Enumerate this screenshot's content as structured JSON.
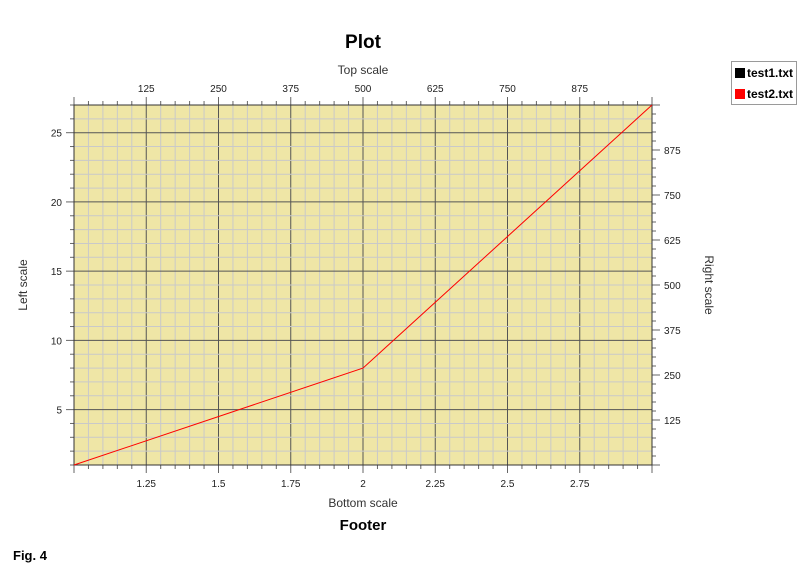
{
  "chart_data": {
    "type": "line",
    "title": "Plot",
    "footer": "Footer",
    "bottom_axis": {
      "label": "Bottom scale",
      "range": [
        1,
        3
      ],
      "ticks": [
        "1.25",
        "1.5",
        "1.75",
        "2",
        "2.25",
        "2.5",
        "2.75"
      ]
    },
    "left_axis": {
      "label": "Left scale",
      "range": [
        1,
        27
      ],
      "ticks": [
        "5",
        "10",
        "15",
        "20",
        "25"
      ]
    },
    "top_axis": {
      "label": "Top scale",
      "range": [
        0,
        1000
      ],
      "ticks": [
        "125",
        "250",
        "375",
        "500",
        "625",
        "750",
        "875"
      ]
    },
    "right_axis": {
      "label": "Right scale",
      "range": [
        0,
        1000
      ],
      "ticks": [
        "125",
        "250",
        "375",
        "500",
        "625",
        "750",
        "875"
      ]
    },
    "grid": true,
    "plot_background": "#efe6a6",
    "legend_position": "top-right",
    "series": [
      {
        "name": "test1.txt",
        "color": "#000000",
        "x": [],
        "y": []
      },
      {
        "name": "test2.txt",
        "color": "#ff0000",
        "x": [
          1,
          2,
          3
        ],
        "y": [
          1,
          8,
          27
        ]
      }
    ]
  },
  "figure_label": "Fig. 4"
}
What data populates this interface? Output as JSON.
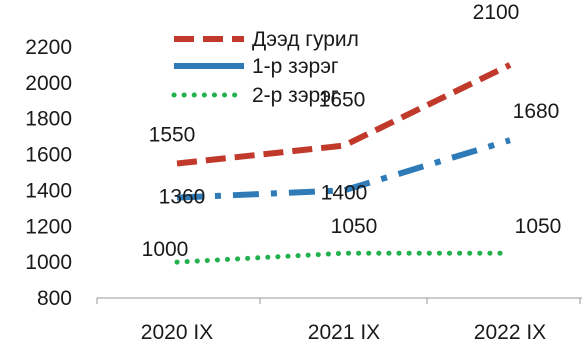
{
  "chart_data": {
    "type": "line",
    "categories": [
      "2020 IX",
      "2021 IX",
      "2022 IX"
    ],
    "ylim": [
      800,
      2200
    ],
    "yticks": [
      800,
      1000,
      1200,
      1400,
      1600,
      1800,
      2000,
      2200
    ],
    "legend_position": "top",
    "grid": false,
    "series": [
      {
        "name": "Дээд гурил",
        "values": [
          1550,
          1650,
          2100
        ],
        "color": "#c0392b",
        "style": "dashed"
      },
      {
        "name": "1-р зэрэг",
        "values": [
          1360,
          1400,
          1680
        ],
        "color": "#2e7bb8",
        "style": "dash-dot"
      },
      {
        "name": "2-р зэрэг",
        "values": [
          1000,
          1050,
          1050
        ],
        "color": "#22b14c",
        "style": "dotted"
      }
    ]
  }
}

****

◆ AIM OF THE TASK:
Output nothing but the lines from the line with "What data populates" through the last line of the material above, please, word for word and without the pictures.

◆ SOLUTION TO THE PROBLEM:
What data populates this interface? Output as JSON.
{
  "chart_data": {
    "type": "line",
    "categories": [
      "2020 IX",
      "2021 IX",
      "2022 IX"
    ],
    "ylim": [
      800,
      2200
    ],
    "yticks": [
      800,
      1000,
      1200,
      1400,
      1600,
      1800,
      2000,
      2200
    ],
    "legend_position": "top",
    "grid": false,
    "series": [
      {
        "name": "Дээд гурил",
        "values": [
          1550,
          1650,
          2100
        ],
        "color": "#c0392b",
        "style": "dashed"
      },
      {
        "name": "1-р зэрэг",
        "values": [
          1360,
          1400,
          1680
        ],
        "color": "#2e7bb8",
        "style": "dash-dot"
      },
      {
        "name": "2-р зэрэг",
        "values": [
          1000,
          1050,
          1050
        ],
        "color": "#22b14c",
        "style": "dotted"
      }
    ]
  }
}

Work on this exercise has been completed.